## SET TASK
Reproduce the records below word for word, starting at the line that contains "For every button, label, input, icon, or" and ending at the line that contains "today-high: ^ 10°", both lines included. Leave the pictures out of your output.
::: PROVIDED RECORDS :::
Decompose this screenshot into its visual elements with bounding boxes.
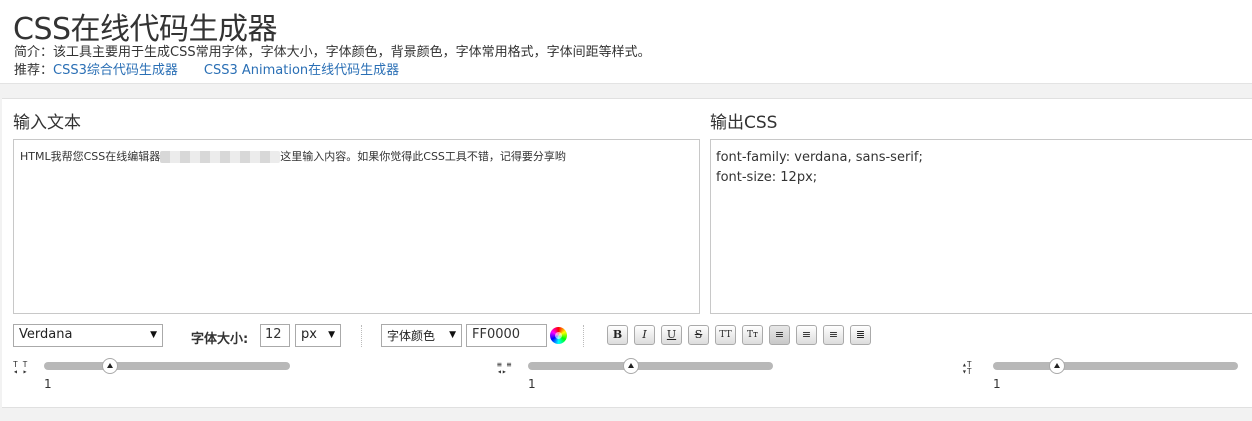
:::
::: PROVIDED RECORDS :::
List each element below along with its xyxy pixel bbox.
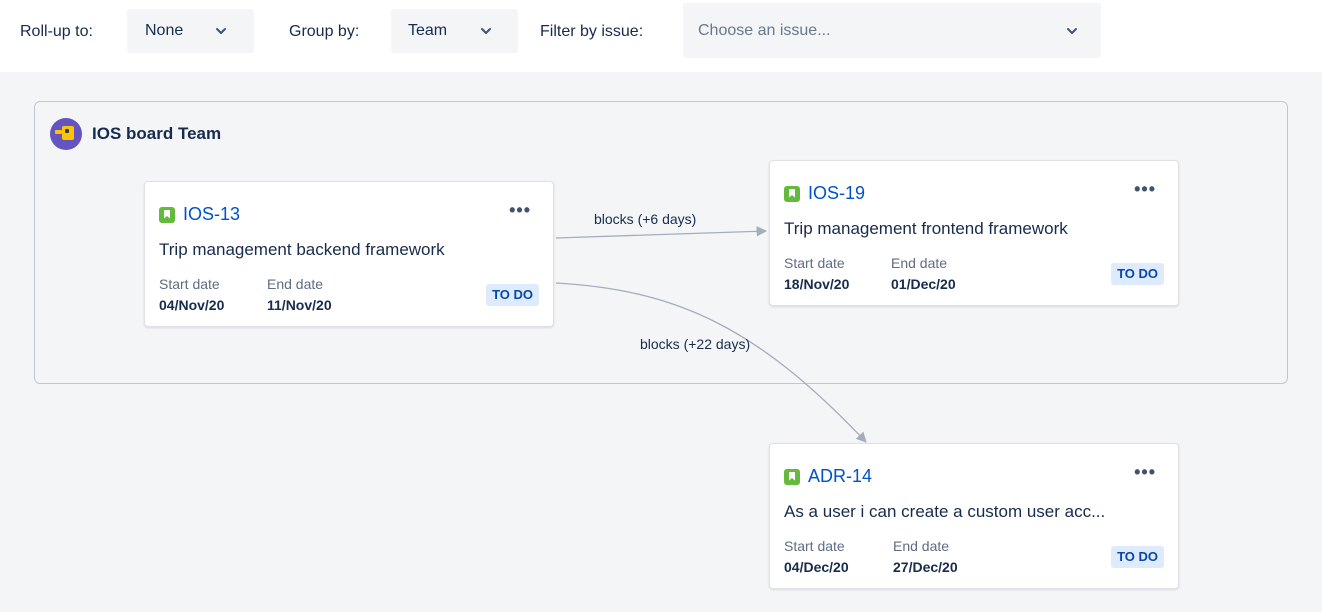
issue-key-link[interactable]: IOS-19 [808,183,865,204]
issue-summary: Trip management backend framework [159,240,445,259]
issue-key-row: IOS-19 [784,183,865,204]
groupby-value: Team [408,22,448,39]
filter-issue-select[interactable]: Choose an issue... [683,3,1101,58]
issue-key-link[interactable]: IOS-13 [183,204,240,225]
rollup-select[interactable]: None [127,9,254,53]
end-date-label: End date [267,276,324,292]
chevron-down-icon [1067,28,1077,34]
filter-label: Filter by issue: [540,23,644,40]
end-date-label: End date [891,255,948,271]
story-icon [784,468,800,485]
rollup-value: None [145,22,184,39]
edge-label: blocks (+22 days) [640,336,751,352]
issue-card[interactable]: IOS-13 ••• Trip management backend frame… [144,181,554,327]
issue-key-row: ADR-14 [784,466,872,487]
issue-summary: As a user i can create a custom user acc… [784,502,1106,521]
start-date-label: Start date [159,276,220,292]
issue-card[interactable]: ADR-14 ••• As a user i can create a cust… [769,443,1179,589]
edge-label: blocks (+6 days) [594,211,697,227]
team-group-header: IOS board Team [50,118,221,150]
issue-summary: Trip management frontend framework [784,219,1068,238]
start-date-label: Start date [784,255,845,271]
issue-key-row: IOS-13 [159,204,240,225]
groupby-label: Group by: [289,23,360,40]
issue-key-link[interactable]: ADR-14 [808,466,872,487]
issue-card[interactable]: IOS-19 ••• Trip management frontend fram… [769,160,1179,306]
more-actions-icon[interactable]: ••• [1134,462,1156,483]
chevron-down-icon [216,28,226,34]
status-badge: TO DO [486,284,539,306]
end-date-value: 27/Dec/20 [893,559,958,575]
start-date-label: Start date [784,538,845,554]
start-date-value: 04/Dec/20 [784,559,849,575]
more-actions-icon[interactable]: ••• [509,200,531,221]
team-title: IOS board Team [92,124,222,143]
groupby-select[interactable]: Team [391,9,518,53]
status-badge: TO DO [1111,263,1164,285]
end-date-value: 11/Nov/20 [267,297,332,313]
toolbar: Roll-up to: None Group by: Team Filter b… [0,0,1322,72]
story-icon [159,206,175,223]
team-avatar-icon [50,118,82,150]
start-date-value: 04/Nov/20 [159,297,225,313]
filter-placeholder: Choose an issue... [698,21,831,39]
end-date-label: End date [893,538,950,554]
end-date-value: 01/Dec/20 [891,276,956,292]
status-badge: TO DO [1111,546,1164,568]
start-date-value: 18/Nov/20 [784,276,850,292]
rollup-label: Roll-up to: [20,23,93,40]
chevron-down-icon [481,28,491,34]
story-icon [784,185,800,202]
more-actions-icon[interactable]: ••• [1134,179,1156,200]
:::
::: PROVIDED RECORDS :::
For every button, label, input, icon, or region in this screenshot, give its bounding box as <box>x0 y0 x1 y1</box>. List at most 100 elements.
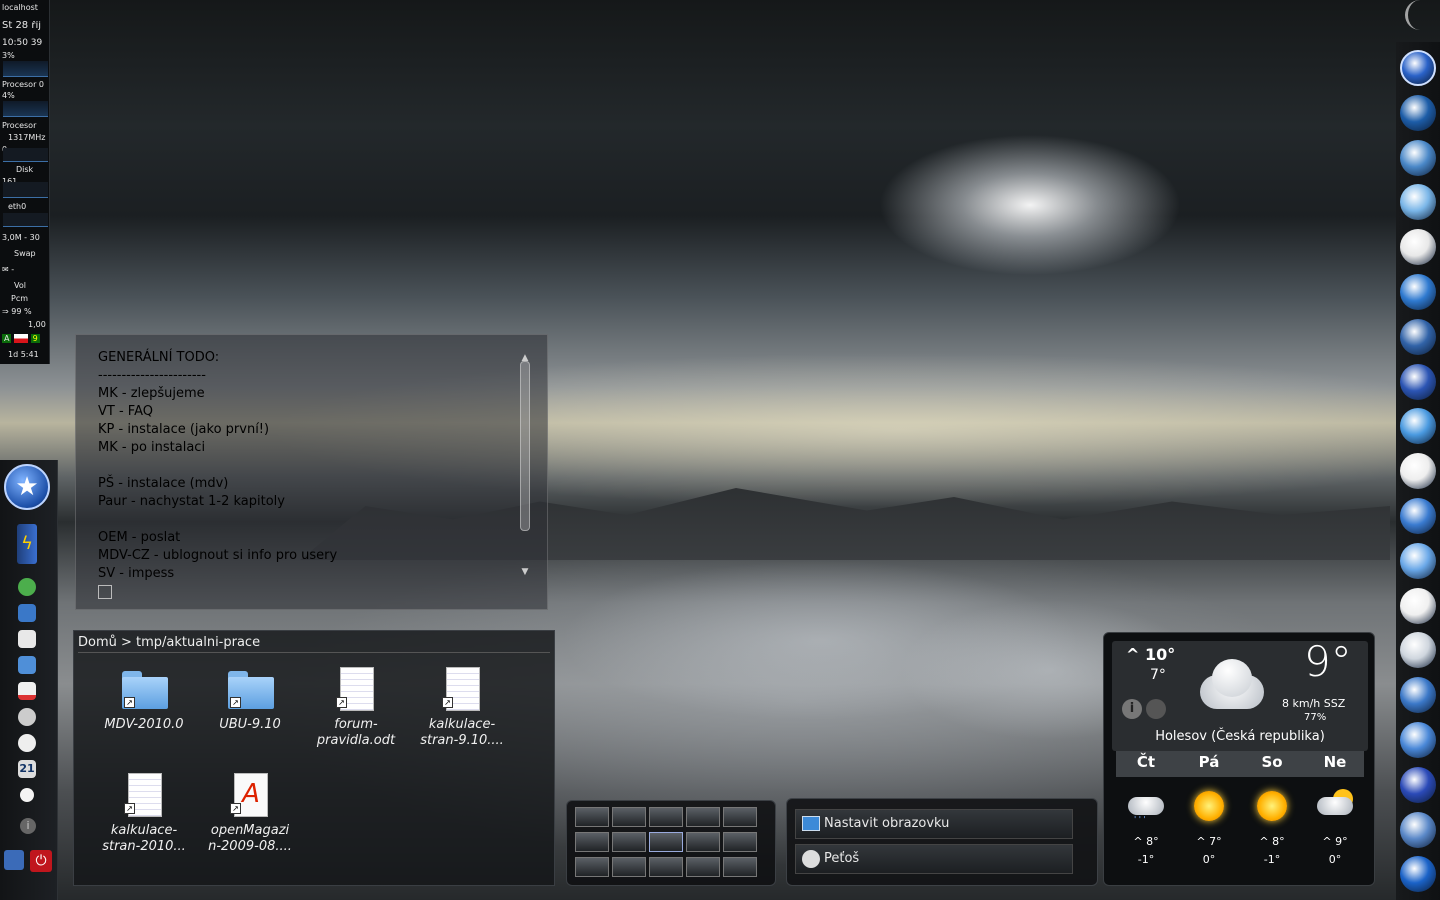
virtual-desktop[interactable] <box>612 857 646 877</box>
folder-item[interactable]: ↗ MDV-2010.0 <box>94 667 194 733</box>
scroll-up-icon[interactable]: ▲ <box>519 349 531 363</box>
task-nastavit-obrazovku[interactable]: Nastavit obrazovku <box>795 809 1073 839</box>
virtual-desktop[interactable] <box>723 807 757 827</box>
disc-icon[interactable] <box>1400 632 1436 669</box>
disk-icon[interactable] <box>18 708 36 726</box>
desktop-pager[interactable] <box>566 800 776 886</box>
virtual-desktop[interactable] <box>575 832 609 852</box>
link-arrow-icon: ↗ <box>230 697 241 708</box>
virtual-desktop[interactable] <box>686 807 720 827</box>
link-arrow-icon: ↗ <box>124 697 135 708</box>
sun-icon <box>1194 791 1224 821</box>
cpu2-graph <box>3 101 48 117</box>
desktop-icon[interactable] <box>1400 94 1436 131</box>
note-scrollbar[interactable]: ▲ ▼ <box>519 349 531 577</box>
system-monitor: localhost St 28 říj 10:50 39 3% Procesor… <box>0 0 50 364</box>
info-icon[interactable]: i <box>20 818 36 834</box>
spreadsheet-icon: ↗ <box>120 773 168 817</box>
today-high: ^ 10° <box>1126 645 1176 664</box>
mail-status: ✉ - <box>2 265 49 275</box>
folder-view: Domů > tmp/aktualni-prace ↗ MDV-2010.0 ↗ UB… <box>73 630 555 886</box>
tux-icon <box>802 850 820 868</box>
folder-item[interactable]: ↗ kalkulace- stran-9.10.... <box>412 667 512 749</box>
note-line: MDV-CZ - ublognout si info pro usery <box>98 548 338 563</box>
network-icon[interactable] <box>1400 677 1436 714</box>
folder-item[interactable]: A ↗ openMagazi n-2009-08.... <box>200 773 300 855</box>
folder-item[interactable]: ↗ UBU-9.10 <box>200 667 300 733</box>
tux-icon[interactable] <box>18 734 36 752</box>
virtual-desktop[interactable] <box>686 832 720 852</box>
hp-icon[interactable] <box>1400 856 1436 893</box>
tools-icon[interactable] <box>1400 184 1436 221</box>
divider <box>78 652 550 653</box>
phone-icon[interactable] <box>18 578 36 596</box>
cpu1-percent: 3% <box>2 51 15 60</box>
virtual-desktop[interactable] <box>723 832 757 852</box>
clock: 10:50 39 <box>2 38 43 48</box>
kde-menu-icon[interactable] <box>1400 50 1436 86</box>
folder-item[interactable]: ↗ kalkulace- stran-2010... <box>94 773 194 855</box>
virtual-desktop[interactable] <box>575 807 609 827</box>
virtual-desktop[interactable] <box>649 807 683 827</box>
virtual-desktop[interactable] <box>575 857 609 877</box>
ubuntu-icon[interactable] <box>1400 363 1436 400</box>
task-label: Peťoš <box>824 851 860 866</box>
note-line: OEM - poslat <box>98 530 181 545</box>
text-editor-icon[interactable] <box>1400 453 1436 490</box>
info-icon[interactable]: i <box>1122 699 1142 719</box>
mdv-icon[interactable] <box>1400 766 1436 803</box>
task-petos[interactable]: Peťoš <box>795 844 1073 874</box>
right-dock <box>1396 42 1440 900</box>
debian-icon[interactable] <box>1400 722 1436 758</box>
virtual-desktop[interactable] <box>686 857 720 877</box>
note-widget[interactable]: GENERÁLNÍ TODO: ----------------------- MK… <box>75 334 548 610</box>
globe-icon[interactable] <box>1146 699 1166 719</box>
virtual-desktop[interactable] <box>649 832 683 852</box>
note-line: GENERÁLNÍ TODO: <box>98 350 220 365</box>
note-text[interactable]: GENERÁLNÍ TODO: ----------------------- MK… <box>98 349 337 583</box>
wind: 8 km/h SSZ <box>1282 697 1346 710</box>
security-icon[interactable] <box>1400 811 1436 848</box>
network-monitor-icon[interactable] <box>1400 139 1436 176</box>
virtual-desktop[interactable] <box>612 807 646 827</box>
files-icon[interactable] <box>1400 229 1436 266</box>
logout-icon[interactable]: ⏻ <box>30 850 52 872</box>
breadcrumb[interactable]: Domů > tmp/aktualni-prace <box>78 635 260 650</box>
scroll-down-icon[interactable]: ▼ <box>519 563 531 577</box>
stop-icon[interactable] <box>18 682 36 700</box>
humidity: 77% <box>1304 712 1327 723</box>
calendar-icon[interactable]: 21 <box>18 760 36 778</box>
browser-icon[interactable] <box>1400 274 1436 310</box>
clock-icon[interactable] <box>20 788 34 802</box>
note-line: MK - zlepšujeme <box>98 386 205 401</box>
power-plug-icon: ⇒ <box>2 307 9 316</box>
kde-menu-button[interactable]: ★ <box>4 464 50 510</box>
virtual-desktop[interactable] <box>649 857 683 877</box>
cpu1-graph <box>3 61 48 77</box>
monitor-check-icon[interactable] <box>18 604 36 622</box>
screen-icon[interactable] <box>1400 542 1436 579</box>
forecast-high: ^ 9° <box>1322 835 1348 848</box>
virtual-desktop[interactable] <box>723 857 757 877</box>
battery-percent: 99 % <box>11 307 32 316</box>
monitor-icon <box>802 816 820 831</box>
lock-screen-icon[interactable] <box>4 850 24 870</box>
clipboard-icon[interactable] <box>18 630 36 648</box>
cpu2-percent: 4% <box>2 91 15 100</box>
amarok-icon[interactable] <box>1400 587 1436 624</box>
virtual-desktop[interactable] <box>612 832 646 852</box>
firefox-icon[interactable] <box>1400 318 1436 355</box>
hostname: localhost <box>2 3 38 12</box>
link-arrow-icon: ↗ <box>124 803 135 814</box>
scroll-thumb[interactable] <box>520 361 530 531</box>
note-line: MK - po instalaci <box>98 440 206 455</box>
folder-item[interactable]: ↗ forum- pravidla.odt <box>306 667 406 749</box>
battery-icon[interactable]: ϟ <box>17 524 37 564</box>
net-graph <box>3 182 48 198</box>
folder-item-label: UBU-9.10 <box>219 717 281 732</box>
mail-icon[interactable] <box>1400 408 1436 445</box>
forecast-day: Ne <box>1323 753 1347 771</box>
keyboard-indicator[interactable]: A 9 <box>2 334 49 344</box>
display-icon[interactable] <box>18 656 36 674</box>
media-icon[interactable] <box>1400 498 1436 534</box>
:::
## TASK OUTPUT
For every button, label, input, icon, or region in this screenshot, give its bounding box as <box>x0 y0 x1 y1</box>. List at most 100 elements.
virtual-desktop[interactable] <box>612 857 646 877</box>
folder-item[interactable]: ↗ MDV-2010.0 <box>94 667 194 733</box>
scroll-up-icon[interactable]: ▲ <box>519 349 531 363</box>
task-nastavit-obrazovku[interactable]: Nastavit obrazovku <box>795 809 1073 839</box>
virtual-desktop[interactable] <box>723 807 757 827</box>
disc-icon[interactable] <box>1400 632 1436 669</box>
disk-icon[interactable] <box>18 708 36 726</box>
desktop-pager[interactable] <box>566 800 776 886</box>
virtual-desktop[interactable] <box>575 832 609 852</box>
link-arrow-icon: ↗ <box>230 697 241 708</box>
virtual-desktop[interactable] <box>686 807 720 827</box>
link-arrow-icon: ↗ <box>124 697 135 708</box>
sun-icon <box>1194 791 1224 821</box>
cpu2-graph <box>3 101 48 117</box>
desktop-icon[interactable] <box>1400 94 1436 131</box>
note-scrollbar[interactable]: ▲ ▼ <box>519 349 531 577</box>
system-monitor: localhost St 28 říj 10:50 39 3% Procesor… <box>0 0 50 364</box>
info-icon[interactable]: i <box>20 818 36 834</box>
spreadsheet-icon: ↗ <box>120 773 168 817</box>
today-high: ^ 10° <box>1126 645 1176 664</box>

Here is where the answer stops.